THE TASK - For every line in the data below that contains "drive", copy the line.

DATASET RECORDS -
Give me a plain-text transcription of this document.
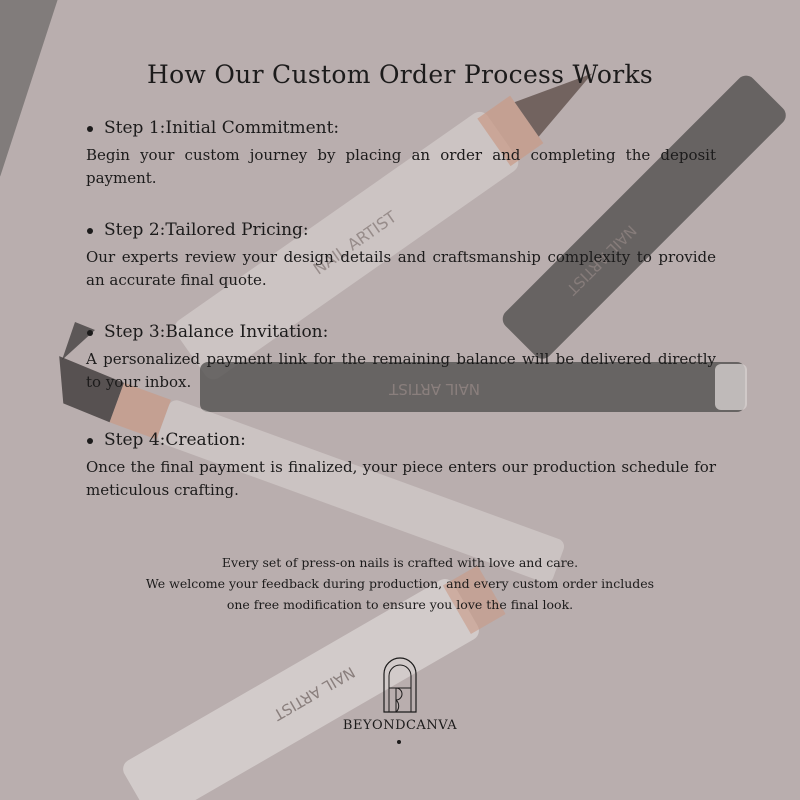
NAIL ARTIST	NAIL ARTIST
NAIL ARTIST
NAIL ARTIST
How Our Custom Order Process Works
Step 1:Initial Commitment:
Begin your custom journey by placing an order and completing the deposit payment.
Step 2:Tailored Pricing:
Our experts review your design details and craftsmanship complexity to provide an accurate final quote.
Step 3:Balance Invitation:
A personalized payment link for the remaining balance will be delivered directly to your inbox.
Step 4:Creation:
Once the final payment is finalized, your piece enters our production schedule for meticulous crafting.
Every set of press-on nails is crafted with love and care.
We welcome your feedback during production, and every custom order includes
one free modification to ensure you love the final look.
BEYONDCANVA
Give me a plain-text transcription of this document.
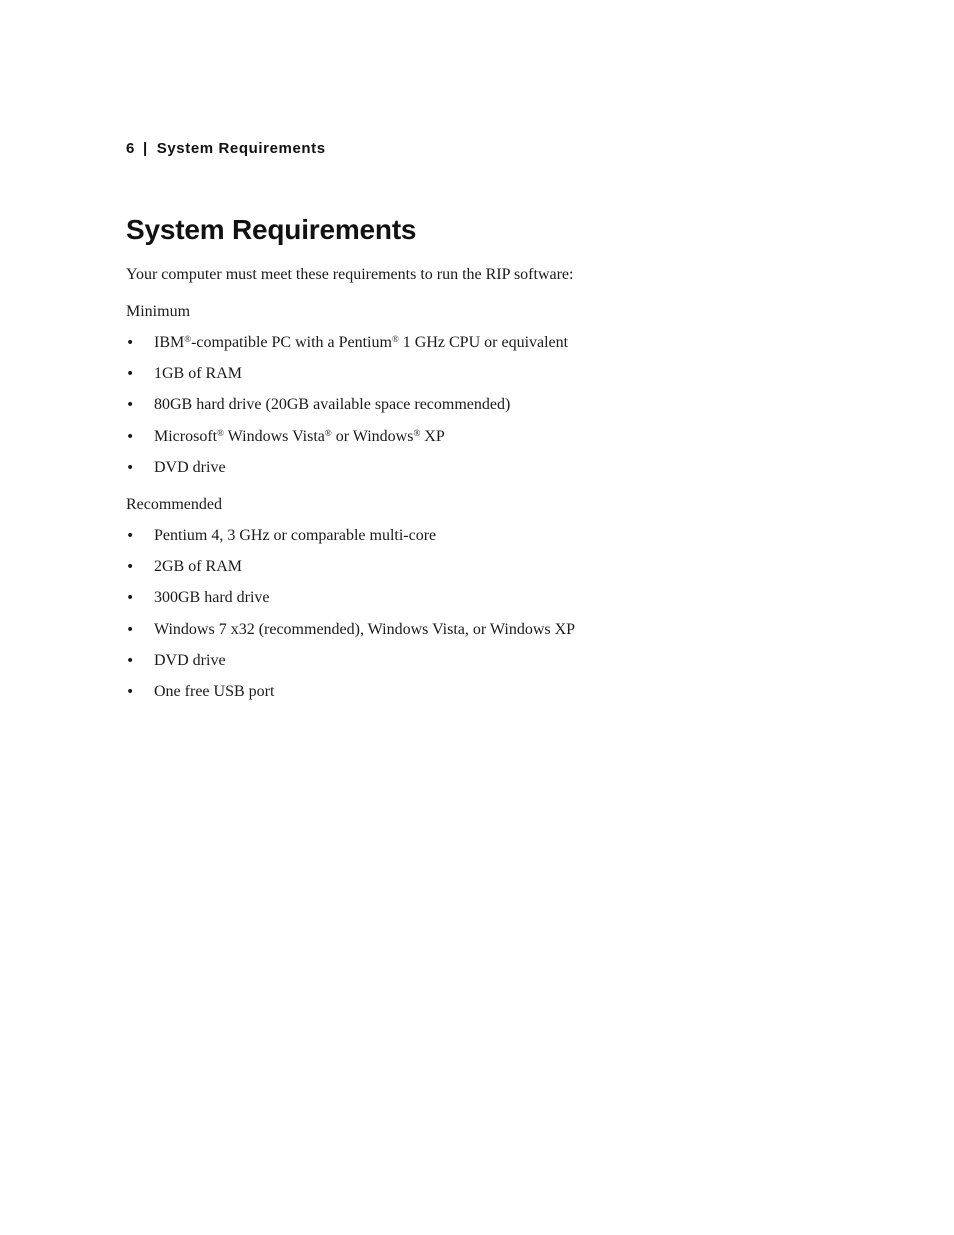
6 | System Requirements
System Requirements
Your computer must meet these requirements to run the RIP software:
Minimum
• IBM®-compatible PC with a Pentium® 1 GHz CPU or equivalent
• 1GB of RAM
• 80GB hard drive (20GB available space recommended)
• Microsoft® Windows Vista® or Windows® XP
• DVD drive
Recommended
• Pentium 4, 3 GHz or comparable multi-core
• 2GB of RAM
• 300GB hard drive
• Windows 7 x32 (recommended), Windows Vista, or Windows XP
• DVD drive
• One free USB port
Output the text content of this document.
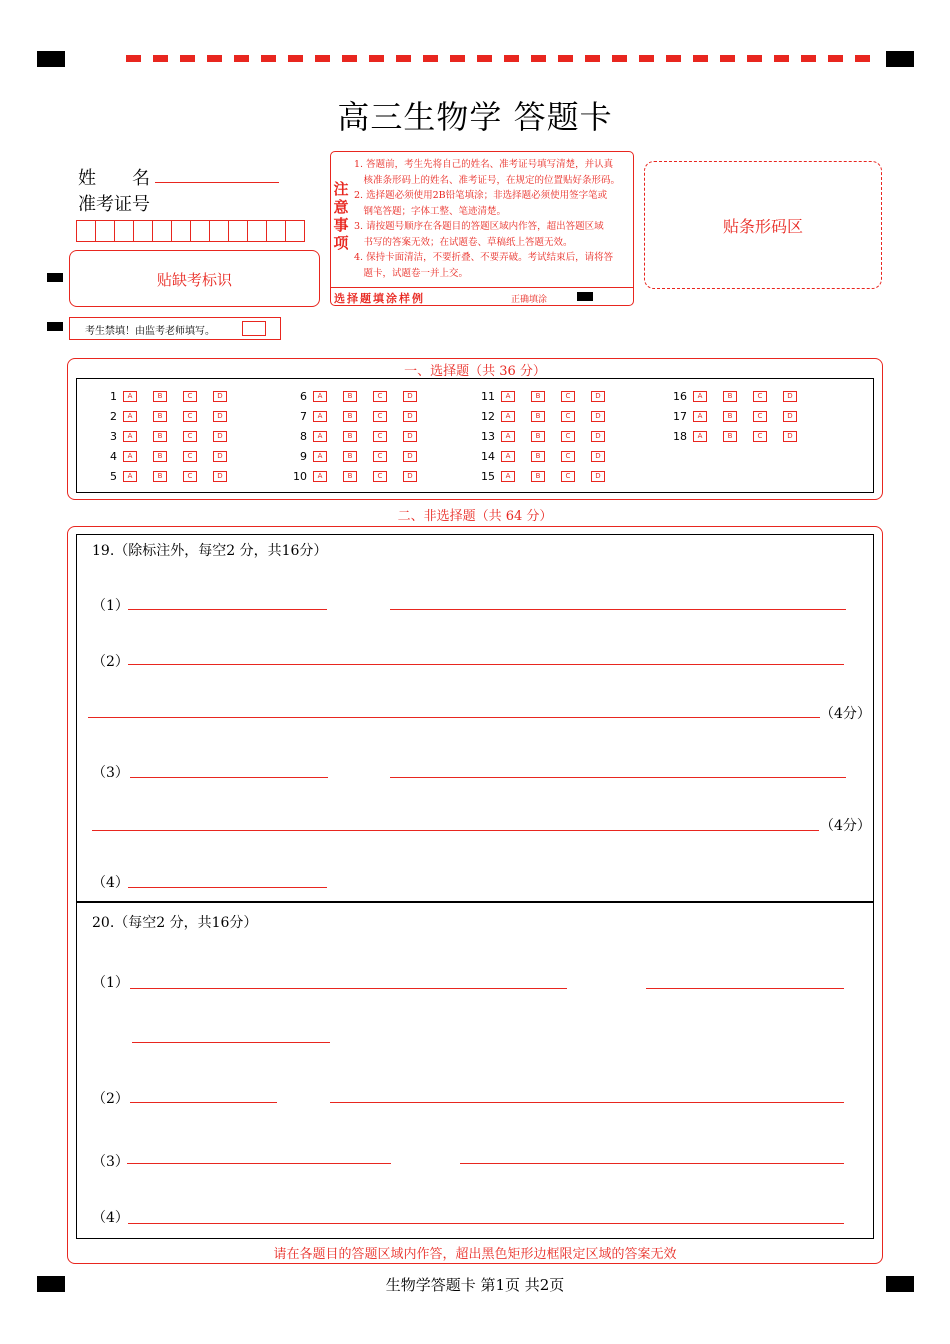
高三生物学 答题卡
姓　　名
准考证号
贴缺考标识
考生禁填！由监考老师填写。
注
意
事
项
1. 答题前，考生先将自己的姓名、准考证号填写清楚，并认真
　核准条形码上的姓名、准考证号，在规定的位置贴好条形码。
2. 选择题必须使用2B铅笔填涂；非选择题必须使用签字笔或
　钢笔答题；字体工整、笔迹清楚。
3. 请按题号顺序在各题目的答题区域内作答，超出答题区域
　书写的答案无效；在试题卷、草稿纸上答题无效。
4. 保持卡面清洁，不要折叠、不要弄破。考试结束后，请将答
　题卡，试题卷一并上交。
选择题填涂样例	正确填涂
贴条形码区
一、选择题（共 36 分）
1	A	B	C	D
2	A	B	C	D
3	A	B	C	D
4	A	B	C	D
5	A	B	C	D
6	A	B	C	D
7	A	B	C	D
8	A	B	C	D
9	A	B	C	D
10	A	B	C	D
11	A	B	C	D
12	A	B	C	D
13	A	B	C	D
14	A	B	C	D
15	A	B	C	D
16	A	B	C	D
17	A	B	C	D
18	A	B	C	D
二、非选择题（共 64 分）
19.（除标注外，每空2 分，共16分）
（1）
（2）
（4分）
（3）
（4分）
（4）
20.（每空2 分，共16分）
（1）
（2）
（3）
（4）
请在各题目的答题区域内作答，超出黑色矩形边框限定区域的答案无效
生物学答题卡 第1页 共2页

COMPLETE ANSWER -
• 80GB hard drive (20GB available space recommended)
• DVD drive
• 300GB hard drive
• DVD drive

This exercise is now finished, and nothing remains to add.